What the task requires - Return the material below in full and exactly.

Data listing -
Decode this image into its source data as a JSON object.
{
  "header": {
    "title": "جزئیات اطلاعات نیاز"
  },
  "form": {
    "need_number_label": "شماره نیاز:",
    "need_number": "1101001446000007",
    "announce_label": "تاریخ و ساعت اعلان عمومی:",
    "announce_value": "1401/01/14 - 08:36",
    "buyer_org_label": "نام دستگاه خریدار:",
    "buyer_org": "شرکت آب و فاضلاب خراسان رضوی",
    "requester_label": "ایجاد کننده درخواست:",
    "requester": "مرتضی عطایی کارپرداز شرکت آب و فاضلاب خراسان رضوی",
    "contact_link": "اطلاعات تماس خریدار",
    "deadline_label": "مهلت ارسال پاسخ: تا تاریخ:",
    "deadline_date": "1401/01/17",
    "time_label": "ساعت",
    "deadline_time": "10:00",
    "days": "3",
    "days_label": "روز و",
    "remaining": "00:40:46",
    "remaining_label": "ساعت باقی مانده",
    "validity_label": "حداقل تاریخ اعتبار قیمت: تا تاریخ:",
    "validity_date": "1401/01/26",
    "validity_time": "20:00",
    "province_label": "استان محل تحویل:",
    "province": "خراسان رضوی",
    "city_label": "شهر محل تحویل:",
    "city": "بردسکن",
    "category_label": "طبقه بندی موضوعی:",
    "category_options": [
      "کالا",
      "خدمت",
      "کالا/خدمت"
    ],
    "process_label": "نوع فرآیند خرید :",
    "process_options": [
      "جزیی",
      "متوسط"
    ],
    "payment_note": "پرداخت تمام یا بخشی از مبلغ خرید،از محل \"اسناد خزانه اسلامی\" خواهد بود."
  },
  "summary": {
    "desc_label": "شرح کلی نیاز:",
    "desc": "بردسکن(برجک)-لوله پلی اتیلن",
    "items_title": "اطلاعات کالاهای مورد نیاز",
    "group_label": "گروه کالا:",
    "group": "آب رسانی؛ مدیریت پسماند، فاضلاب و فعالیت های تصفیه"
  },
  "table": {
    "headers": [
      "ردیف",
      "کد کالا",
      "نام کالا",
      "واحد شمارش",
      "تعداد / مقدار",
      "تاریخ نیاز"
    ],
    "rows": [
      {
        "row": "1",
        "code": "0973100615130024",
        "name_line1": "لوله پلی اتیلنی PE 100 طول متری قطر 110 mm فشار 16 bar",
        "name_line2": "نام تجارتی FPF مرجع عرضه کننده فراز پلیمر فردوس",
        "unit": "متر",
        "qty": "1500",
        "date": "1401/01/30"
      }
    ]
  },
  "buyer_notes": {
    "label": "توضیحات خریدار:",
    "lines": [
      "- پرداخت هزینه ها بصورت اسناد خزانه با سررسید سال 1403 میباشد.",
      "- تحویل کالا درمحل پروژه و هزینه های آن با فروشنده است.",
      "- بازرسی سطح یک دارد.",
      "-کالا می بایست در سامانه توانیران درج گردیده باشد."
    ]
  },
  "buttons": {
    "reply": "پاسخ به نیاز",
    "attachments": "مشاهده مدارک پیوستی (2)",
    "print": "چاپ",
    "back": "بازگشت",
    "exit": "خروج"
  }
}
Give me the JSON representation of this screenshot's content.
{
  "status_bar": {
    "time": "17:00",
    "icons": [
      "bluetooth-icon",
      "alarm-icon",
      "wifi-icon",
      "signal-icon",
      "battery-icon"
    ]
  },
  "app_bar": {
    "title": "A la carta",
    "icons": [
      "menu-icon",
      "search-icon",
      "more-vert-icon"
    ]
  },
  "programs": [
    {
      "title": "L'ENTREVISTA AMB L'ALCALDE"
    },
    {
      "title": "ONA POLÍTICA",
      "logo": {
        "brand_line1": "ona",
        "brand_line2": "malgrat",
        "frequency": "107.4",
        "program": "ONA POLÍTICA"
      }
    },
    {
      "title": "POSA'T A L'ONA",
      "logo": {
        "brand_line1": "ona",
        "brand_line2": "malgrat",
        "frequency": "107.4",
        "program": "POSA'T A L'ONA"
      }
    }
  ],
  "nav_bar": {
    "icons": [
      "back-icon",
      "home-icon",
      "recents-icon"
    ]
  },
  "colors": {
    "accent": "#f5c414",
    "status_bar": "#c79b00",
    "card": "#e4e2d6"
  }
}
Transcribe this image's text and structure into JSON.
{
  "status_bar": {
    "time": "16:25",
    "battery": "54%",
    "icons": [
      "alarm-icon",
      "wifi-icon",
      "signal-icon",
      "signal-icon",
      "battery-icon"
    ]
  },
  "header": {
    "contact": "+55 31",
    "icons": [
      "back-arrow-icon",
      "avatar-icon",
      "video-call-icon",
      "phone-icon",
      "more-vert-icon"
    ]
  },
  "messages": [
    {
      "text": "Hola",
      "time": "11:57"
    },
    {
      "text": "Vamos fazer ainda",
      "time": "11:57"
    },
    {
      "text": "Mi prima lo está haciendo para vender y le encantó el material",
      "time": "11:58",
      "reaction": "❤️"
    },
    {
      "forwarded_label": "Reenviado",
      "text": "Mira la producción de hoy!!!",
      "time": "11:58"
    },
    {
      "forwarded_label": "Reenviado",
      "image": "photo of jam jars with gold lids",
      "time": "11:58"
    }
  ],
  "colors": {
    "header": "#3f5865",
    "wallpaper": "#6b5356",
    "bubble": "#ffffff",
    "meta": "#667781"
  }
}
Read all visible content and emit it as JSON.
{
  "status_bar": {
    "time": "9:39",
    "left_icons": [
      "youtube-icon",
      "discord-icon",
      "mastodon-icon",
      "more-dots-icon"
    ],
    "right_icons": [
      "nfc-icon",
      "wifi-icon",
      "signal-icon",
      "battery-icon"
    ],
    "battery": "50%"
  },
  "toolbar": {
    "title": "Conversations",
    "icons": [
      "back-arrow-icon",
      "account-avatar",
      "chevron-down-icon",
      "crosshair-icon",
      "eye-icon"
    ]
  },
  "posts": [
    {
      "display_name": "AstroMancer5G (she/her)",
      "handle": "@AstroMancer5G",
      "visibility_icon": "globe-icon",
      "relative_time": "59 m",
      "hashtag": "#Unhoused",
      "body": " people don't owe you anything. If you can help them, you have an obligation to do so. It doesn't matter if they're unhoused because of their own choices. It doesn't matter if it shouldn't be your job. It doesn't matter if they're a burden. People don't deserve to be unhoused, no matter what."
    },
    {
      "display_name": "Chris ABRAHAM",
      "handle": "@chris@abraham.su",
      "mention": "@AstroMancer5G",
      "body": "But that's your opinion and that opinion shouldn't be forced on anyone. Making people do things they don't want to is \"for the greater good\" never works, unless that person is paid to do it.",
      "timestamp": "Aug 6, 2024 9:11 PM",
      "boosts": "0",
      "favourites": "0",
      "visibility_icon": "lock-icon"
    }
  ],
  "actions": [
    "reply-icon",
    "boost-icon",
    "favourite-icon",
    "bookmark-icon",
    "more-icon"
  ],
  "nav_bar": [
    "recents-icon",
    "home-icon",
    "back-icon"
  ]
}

Full answer -
Decode this image into its source data as a JSON object.
{
  "header": {
    "title": "جزئیات اطلاعات نیاز"
  },
  "form": {
    "need_number_label": "شماره نیاز:",
    "need_number": "1101001446000007",
    "announce_label": "تاریخ و ساعت اعلان عمومی:",
    "announce_value": "1401/01/14 - 08:36",
    "buyer_org_label": "نام دستگاه خریدار:",
    "buyer_org": "شرکت آب و فاضلاب خراسان رضوی",
    "requester_label": "ایجاد کننده درخواست:",
    "requester": "مرتضی عطایی کارپرداز شرکت آب و فاضلاب خراسان رضوی",
    "contact_link": "اطلاعات تماس خریدار",
    "deadline_label": "مهلت ارسال پاسخ: تا تاریخ:",
    "deadline_date": "1401/01/17",
    "time_label": "ساعت",
    "deadline_time": "10:00",
    "days": "3",
    "days_label": "روز و",
    "remaining": "00:40:46",
    "remaining_label": "ساعت باقی مانده",
    "validity_label": "حداقل تاریخ اعتبار قیمت: تا تاریخ:",
    "validity_date": "1401/01/26",
    "validity_time": "20:00",
    "province_label": "استان محل تحویل:",
    "province": "خراسان رضوی",
    "city_label": "شهر محل تحویل:",
    "city": "بردسکن",
    "category_label": "طبقه بندی موضوعی:",
    "category_options": [
      "کالا",
      "خدمت",
      "کالا/خدمت"
    ],
    "process_label": "نوع فرآیند خرید :",
    "process_options": [
      "جزیی",
      "متوسط"
    ],
    "payment_note": "پرداخت تمام یا بخشی از مبلغ خرید،از محل \"اسناد خزانه اسلامی\" خواهد بود."
  },
  "summary": {
    "desc_label": "شرح کلی نیاز:",
    "desc": "بردسکن(برجک)-لوله پلی اتیلن",
    "items_title": "اطلاعات کالاهای مورد نیاز",
    "group_label": "گروه کالا:",
    "group": "آب رسانی؛ مدیریت پسماند، فاضلاب و فعالیت های تصفیه"
  },
  "table": {
    "headers": [
      "ردیف",
      "کد کالا",
      "نام کالا",
      "واحد شمارش",
      "تعداد / مقدار",
      "تاریخ نیاز"
    ],
    "rows": [
      {
        "row": "1",
        "code": "0973100615130024",
        "name_line1": "لوله پلی اتیلنی PE 100 طول متری قطر 110 mm فشار 16 bar",
        "name_line2": "نام تجارتی FPF مرجع عرضه کننده فراز پلیمر فردوس",
        "unit": "متر",
        "qty": "1500",
        "date": "1401/01/30"
      }
    ]
  },
  "buyer_notes": {
    "label": "توضیحات خریدار:",
    "lines": [
      "- پرداخت هزینه ها بصورت اسناد خزانه با سررسید سال 1403 میباشد.",
      "- تحویل کالا درمحل پروژه و هزینه های آن با فروشنده است.",
      "- بازرسی سطح یک دارد.",
      "-کالا می بایست در سامانه توانیران درج گردیده باشد."
    ]
  },
  "buttons": {
    "reply": "پاسخ به نیاز",
    "attachments": "مشاهده مدارک پیوستی (2)",
    "print": "چاپ",
    "back": "بازگشت",
    "exit": "خروج"
  }
}
Give me the JSON representation of this screenshot's content.
{
  "status_bar": {
    "time": "17:00",
    "icons": [
      "bluetooth-icon",
      "alarm-icon",
      "wifi-icon",
      "signal-icon",
      "battery-icon"
    ]
  },
  "app_bar": {
    "title": "A la carta",
    "icons": [
      "menu-icon",
      "search-icon",
      "more-vert-icon"
    ]
  },
  "programs": [
    {
      "title": "L'ENTREVISTA AMB L'ALCALDE"
    },
    {
      "title": "ONA POLÍTICA",
      "logo": {
        "brand_line1": "ona",
        "brand_line2": "malgrat",
        "frequency": "107.4",
        "program": "ONA POLÍTICA"
      }
    },
    {
      "title": "POSA'T A L'ONA",
      "logo": {
        "brand_line1": "ona",
        "brand_line2": "malgrat",
        "frequency": "107.4",
        "program": "POSA'T A L'ONA"
      }
    }
  ],
  "nav_bar": {
    "icons": [
      "back-icon",
      "home-icon",
      "recents-icon"
    ]
  },
  "colors": {
    "accent": "#f5c414",
    "status_bar": "#c79b00",
    "card": "#e4e2d6"
  }
}
Transcribe this image's text and structure into JSON.
{
  "status_bar": {
    "time": "16:25",
    "battery": "54%",
    "icons": [
      "alarm-icon",
      "wifi-icon",
      "signal-icon",
      "signal-icon",
      "battery-icon"
    ]
  },
  "header": {
    "contact": "+55 31",
    "icons": [
      "back-arrow-icon",
      "avatar-icon",
      "video-call-icon",
      "phone-icon",
      "more-vert-icon"
    ]
  },
  "messages": [
    {
      "text": "Hola",
      "time": "11:57"
    },
    {
      "text": "Vamos fazer ainda",
      "time": "11:57"
    },
    {
      "text": "Mi prima lo está haciendo para vender y le encantó el material",
      "time": "11:58",
      "reaction": "❤️"
    },
    {
      "forwarded_label": "Reenviado",
      "text": "Mira la producción de hoy!!!",
      "time": "11:58"
    },
    {
      "forwarded_label": "Reenviado",
      "image": "photo of jam jars with gold lids",
      "time": "11:58"
    }
  ],
  "colors": {
    "header": "#3f5865",
    "wallpaper": "#6b5356",
    "bubble": "#ffffff",
    "meta": "#667781"
  }
}
Read all visible content and emit it as JSON.
{
  "status_bar": {
    "time": "9:39",
    "left_icons": [
      "youtube-icon",
      "discord-icon",
      "mastodon-icon",
      "more-dots-icon"
    ],
    "right_icons": [
      "nfc-icon",
      "wifi-icon",
      "signal-icon",
      "battery-icon"
    ],
    "battery": "50%"
  },
  "toolbar": {
    "title": "Conversations",
    "icons": [
      "back-arrow-icon",
      "account-avatar",
      "chevron-down-icon",
      "crosshair-icon",
      "eye-icon"
    ]
  },
  "posts": [
    {
      "display_name": "AstroMancer5G (she/her)",
      "handle": "@AstroMancer5G",
      "visibility_icon": "globe-icon",
      "relative_time": "59 m",
      "hashtag": "#Unhoused",
      "body": " people don't owe you anything. If you can help them, you have an obligation to do so. It doesn't matter if they're unhoused because of their own choices. It doesn't matter if it shouldn't be your job. It doesn't matter if they're a burden. People don't deserve to be unhoused, no matter what."
    },
    {
      "display_name": "Chris ABRAHAM",
      "handle": "@chris@abraham.su",
      "mention": "@AstroMancer5G",
      "body": "But that's your opinion and that opinion shouldn't be forced on anyone. Making people do things they don't want to is \"for the greater good\" never works, unless that person is paid to do it.",
      "timestamp": "Aug 6, 2024 9:11 PM",
      "boosts": "0",
      "favourites": "0",
      "visibility_icon": "lock-icon"
    }
  ],
  "actions": [
    "reply-icon",
    "boost-icon",
    "favourite-icon",
    "bookmark-icon",
    "more-icon"
  ],
  "nav_bar": [
    "recents-icon",
    "home-icon",
    "back-icon"
  ]
}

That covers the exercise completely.